**Listed entries**
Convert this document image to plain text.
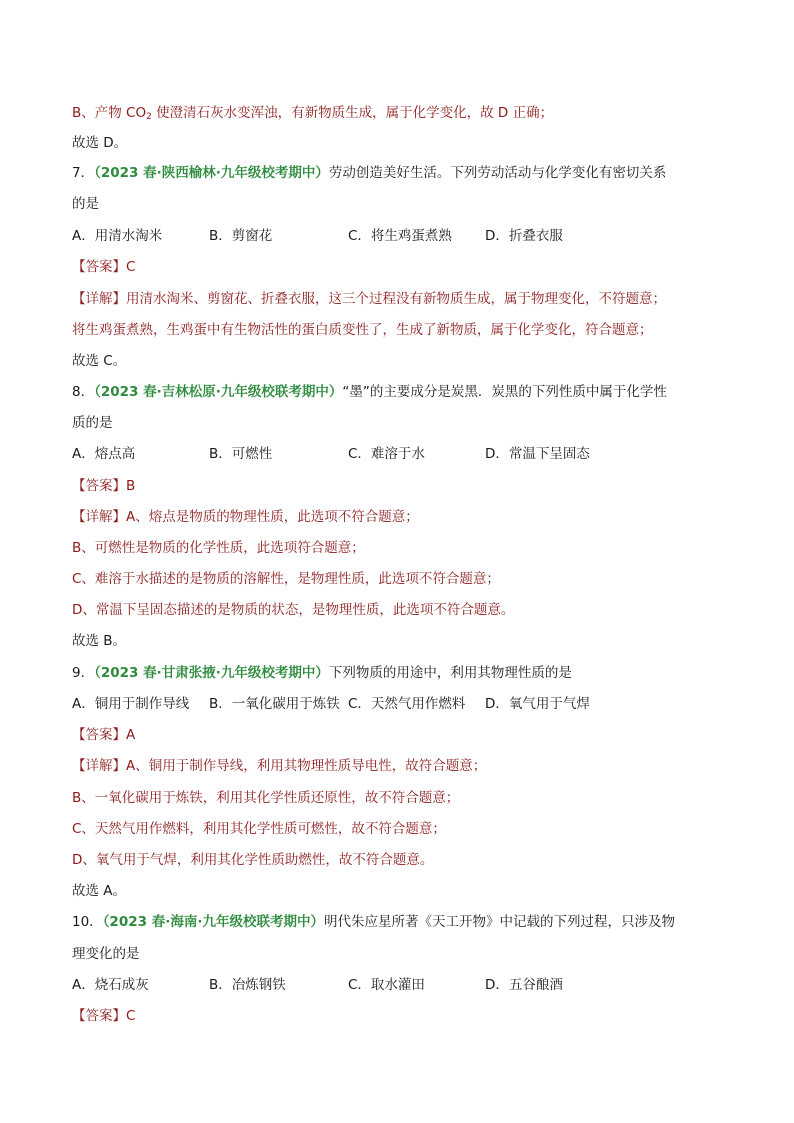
B、产物 $CO_2$ 使澄清石灰水变浑浊，有新物质生成，属于化学变化，故 D 正确；
故选 D。
7．（2023 春·陕西榆林·九年级校考期中）劳动创造美好生活。下列劳动活动与化学变化有密切关系
的是
A．用清水淘米	B．剪窗花	C．将生鸡蛋煮熟 D．折叠衣服
【答案】C
【详解】用清水淘米、剪窗花、折叠衣服，这三个过程没有新物质生成，属于物理变化，不符题意；
将生鸡蛋煮熟，生鸡蛋中有生物活性的蛋白质变性了，生成了新物质，属于化学变化，符合题意；
故选 C。
8．（2023 春·吉林松原·九年级校联考期中）“墨”的主要成分是炭黑．炭黑的下列性质中属于化学性
质的是
A．熔点高	B．可燃性	C．难溶于水	D．常温下呈固态
【答案】B
【详解】A、熔点是物质的物理性质，此选项不符合题意；
B、可燃性是物质的化学性质，此选项符合题意；
C、难溶于水描述的是物质的溶解性，是物理性质，此选项不符合题意；
D、常温下呈固态描述的是物质的状态，是物理性质，此选项不符合题意。
故选 B。
9．（2023 春·甘肃张掖·九年级校考期中）下列物质的用途中，利用其物理性质的是
A．铜用于制作导线 B．一氧化碳用于炼铁 C．天然气用作燃料 D．氧气用于气焊
【答案】A
【详解】A、铜用于制作导线，利用其物理性质导电性，故符合题意；
B、一氧化碳用于炼铁，利用其化学性质还原性，故不符合题意；
C、天然气用作燃料，利用其化学性质可燃性，故不符合题意；
D、氧气用于气焊，利用其化学性质助燃性，故不符合题意。
故选 A。
10．（2023 春·海南·九年级校联考期中）明代朱应星所著《天工开物》中记载的下列过程，只涉及物
理变化的是
A．烧石成灰	B．冶炼钢铁	C．取水灌田	D．五谷酿酒
【答案】C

**Instruction**
Copy every line of the listing that includes the string "一氧化碳用于炼铁".

**Result of this exercise**
A．铜用于制作导线 B．一氧化碳用于炼铁 C．天然气用作燃料 D．氧气用于气焊
B、一氧化碳用于炼铁，利用其化学性质还原性，故不符合题意；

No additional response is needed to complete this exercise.